───── EXTRAIT DU TEXTE

Le retour d’Albert Paraz

 

De 1951 à sa mort, Albert Paraz fut le titulaire de la chronique radiophonique de l’hebdomadaire Rivarol. Il n’était donc que justice que le doyen de l’équipe, Marcel Signac, lui rende hommage à l’occasion de la réédition de son journal. C’est chose faite, et de belle façon. On n’a pas fini de parler d’Albert Paraz. Le temps est venu de le considérer comme un véritable écrivain, et non plus comme un épigone de Céline – ce qu’il n’a jamais été.

 

Il y a pamphlet et pamphlet. Pour certains, le pamphlet – étymologiquement : " brûle-tout " – est un lourd destrier que l'écrivain enfourche après lui avoir mis des œillères pour qu'il n’aille que droit devant lui, au triple galop, vers une cible unique : cela donne des livres pesants, bientôt illisibles en dehors de leur actualité. Qui lit pour son plaisir le J'accuse de Zola ? Mais il y a aussi les pamphlets des grands artistes, la lignée de Lucien, de la Satire ménippée, des Provinciales, de Paul-Louis Courier; et aussi de Léon Bloy, qui, à côté des pamphlets présentés comrne tels (Le Pal, les Propos d'un entrepreneur de demolitions), a inauguré le genre du journal-pamphlet, avec les dates : tel jour à se disputer avec l'épicier, tel autre avec la chaisière, etc. (Quatre ans de captivité à Cochons-sur-Mame ¹ , etc.) ; c'est la formule que Paraz a reprise. Sans l'enterrer sous les comparaisons avec ces grands ancêtres, c'est de cette lignée qu'il procède. C'est pourquoi ses trois " pamphlets ", réunis en un seul volume ² par les soins de son biographe Jacques Aboucaya – qui signe une très sensible et très intelligente préface pour situer les débuts de l'amitié entre Céline et Paraz dans la France de 1947, qui " n'en finit pas de gratter ses plaies " et " se livre aux délices de l'épuration avec une sauvagerie qui n'exclut pas le raffinement – n’ont pas vieilli depuis cinquante ans, ou bien peu.

──────────
───── LIGNES DE DONNÉES

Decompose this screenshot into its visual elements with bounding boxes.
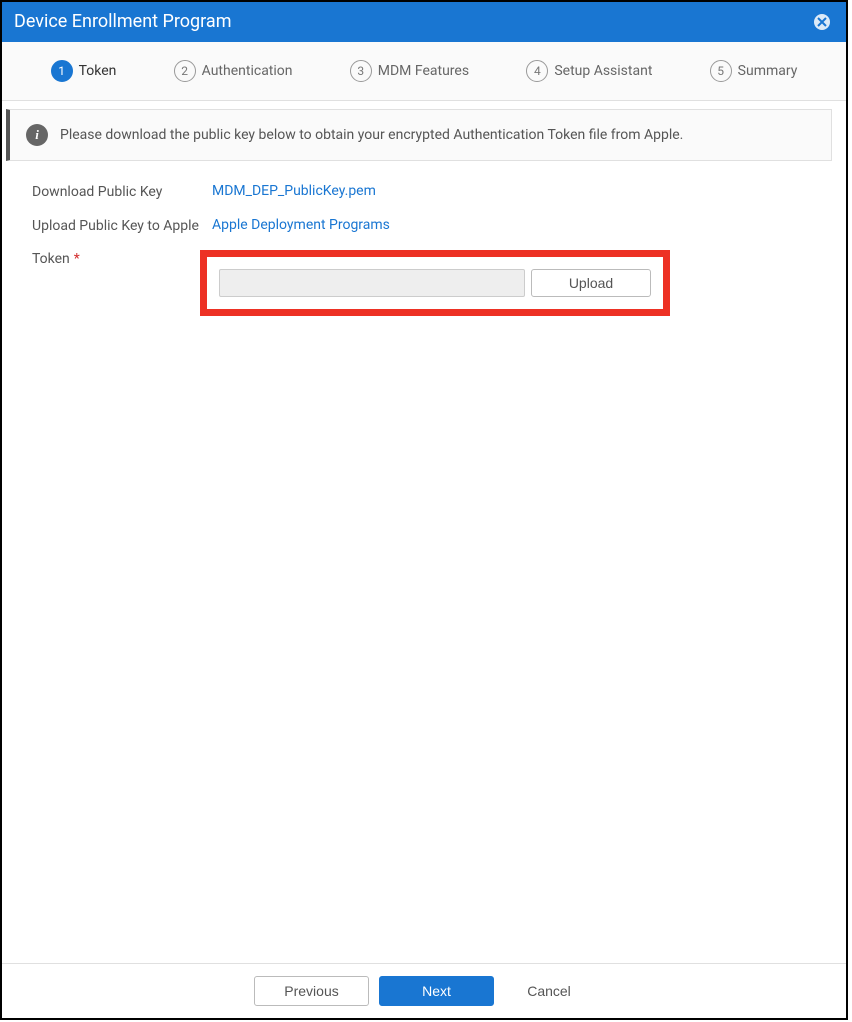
info-icon: i — [26, 124, 48, 146]
apple-deployment-programs-link[interactable]: Apple Deployment Programs — [212, 217, 390, 233]
info-banner: i Please download the public key below t… — [6, 109, 832, 161]
token-highlight: Upload — [200, 250, 670, 316]
token-row: Token* Upload — [32, 250, 816, 316]
dialog-header: Device Enrollment Program — [2, 2, 846, 42]
step-summary[interactable]: 5 Summary — [710, 60, 798, 82]
step-token[interactable]: 1 Token — [51, 60, 117, 82]
token-label-text: Token — [32, 251, 70, 267]
form-area: Download Public Key MDM_DEP_PublicKey.pe… — [2, 169, 846, 963]
token-label: Token* — [32, 250, 212, 270]
step-label: Summary — [738, 63, 798, 79]
close-icon — [817, 17, 827, 27]
dialog-footer: Previous Next Cancel — [2, 963, 846, 1018]
close-button[interactable] — [814, 14, 830, 30]
upload-public-key-label: Upload Public Key to Apple — [32, 217, 212, 237]
step-number: 2 — [174, 60, 196, 82]
step-label: MDM Features — [378, 63, 469, 79]
step-label: Authentication — [202, 63, 293, 79]
step-setup-assistant[interactable]: 4 Setup Assistant — [526, 60, 652, 82]
step-number: 5 — [710, 60, 732, 82]
previous-button[interactable]: Previous — [254, 976, 369, 1006]
upload-public-key-row: Upload Public Key to Apple Apple Deploym… — [32, 217, 816, 237]
step-number: 3 — [350, 60, 372, 82]
token-input[interactable] — [219, 269, 525, 297]
cancel-button[interactable]: Cancel — [504, 976, 594, 1006]
wizard-steps: 1 Token 2 Authentication 3 MDM Features … — [2, 42, 846, 101]
upload-button[interactable]: Upload — [531, 269, 651, 297]
download-public-key-label: Download Public Key — [32, 183, 212, 203]
required-indicator: * — [74, 251, 80, 267]
next-button[interactable]: Next — [379, 976, 494, 1006]
dialog: Device Enrollment Program 1 Token 2 Auth… — [0, 0, 848, 1020]
step-mdm-features[interactable]: 3 MDM Features — [350, 60, 469, 82]
dialog-title: Device Enrollment Program — [14, 11, 232, 32]
step-label: Setup Assistant — [554, 63, 652, 79]
step-label: Token — [79, 63, 117, 79]
download-public-key-link[interactable]: MDM_DEP_PublicKey.pem — [212, 183, 376, 199]
step-authentication[interactable]: 2 Authentication — [174, 60, 293, 82]
info-text: Please download the public key below to … — [60, 127, 683, 143]
step-number: 1 — [51, 60, 73, 82]
step-number: 4 — [526, 60, 548, 82]
download-public-key-row: Download Public Key MDM_DEP_PublicKey.pe… — [32, 183, 816, 203]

──────────

[CONSIGNES]
A – Mettez à jour les lignes de données, de la ligne qui contient "info-icon: i — [26, 124, 48, 146]" à la ligne qui contient "step-summary[interactable]: 5 Summary", en remplaçant "Upload" par "Import" sans rien modifier d'autre. Ne redonnez que ces lignes.
B – Prolongez le texte consacré à Albert Paraz au-delà de sa dernière phrase.

[RÉSULTATS PAR CONSIGNE]
A –
info-icon: i — [26, 124, 48, 146]
apple-deployment-programs-link[interactable]: Apple Deployment Programs — [212, 217, 390, 233]
info-banner: i Please download the public key below t… — [6, 109, 832, 161]
token-highlight: Import — [200, 250, 670, 316]
token-row: Token* Import — [32, 250, 816, 316]
dialog-header: Device Enrollment Program — [2, 2, 846, 42]
step-summary[interactable]: 5 Summary — [710, 60, 798, 82]

B –
Un kilo de prose aérienne

 

Ce qui a vieilli ici, c'est tout au plus le détail de certaines allusions aux événements de l'époque. On ne se souvient plus aujourd'hui que le sénateur africain Biaka-Boda fut, paraît-il, mangé par ses électeurs (vous riez ? alors, vous lirez Paraz : il y en a comme ça à toutes les pages) ; que, toujours en Afrique, Douala Manga Bell, député MRP du Cameroun mais en fait roi local et jadis élevé à la cour du Kaiser, a un jour tué son fils d'un coup de fusil ; et ainsi de suite. Le jour où l'on éditera Paraz dans la prestigieuse collection de la Pléiade – pourquoi pas, pour compenser les raseurs qui l'encombrent ? – des notes érudites expliqueront cela.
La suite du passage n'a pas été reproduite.